-- Start Data shown --

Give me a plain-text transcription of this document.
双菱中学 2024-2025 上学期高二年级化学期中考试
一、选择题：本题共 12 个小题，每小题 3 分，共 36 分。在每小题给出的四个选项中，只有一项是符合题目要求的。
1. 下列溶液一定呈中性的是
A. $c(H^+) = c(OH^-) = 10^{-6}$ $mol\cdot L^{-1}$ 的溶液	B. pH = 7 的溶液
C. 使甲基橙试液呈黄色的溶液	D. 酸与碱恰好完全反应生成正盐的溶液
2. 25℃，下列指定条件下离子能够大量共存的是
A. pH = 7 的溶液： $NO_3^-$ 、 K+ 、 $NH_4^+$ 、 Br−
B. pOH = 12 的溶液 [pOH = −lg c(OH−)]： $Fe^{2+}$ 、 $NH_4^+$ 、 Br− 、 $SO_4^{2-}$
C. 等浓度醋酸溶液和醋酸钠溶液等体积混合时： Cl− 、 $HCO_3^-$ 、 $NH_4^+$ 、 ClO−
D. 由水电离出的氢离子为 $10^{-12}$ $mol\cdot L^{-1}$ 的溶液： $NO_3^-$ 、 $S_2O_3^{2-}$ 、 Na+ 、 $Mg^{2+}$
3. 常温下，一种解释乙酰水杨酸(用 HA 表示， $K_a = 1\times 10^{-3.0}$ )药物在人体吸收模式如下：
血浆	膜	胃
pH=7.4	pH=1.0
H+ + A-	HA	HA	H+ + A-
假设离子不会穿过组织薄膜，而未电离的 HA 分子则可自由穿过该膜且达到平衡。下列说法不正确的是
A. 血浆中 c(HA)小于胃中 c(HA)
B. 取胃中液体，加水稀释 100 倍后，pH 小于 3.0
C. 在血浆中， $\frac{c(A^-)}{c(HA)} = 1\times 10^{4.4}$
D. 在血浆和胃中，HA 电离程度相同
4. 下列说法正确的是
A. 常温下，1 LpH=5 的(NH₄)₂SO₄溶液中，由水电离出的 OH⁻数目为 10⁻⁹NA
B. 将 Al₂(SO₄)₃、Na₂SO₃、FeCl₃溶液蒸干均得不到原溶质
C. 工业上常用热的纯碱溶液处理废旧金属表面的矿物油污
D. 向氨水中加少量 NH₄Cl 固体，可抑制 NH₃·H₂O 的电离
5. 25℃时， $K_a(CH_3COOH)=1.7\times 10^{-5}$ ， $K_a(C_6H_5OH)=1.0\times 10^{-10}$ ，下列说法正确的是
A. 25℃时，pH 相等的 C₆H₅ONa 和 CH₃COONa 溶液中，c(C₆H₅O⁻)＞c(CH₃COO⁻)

-- End Data shown --

> [Prompt]
Collect every line with the string "times" from the records, and copy each.

> [Answer to this problem]
3. 常温下，一种解释乙酰水杨酸(用 HA 表示， $K_a = 1\times 10^{-3.0}$ )药物在人体吸收模式如下：
C. 在血浆中， $\frac{c(A^-)}{c(HA)} = 1\times 10^{4.4}$
5. 25℃时， $K_a(CH_3COOH)=1.7\times 10^{-5}$ ， $K_a(C_6H_5OH)=1.0\times 10^{-10}$ ，下列说法正确的是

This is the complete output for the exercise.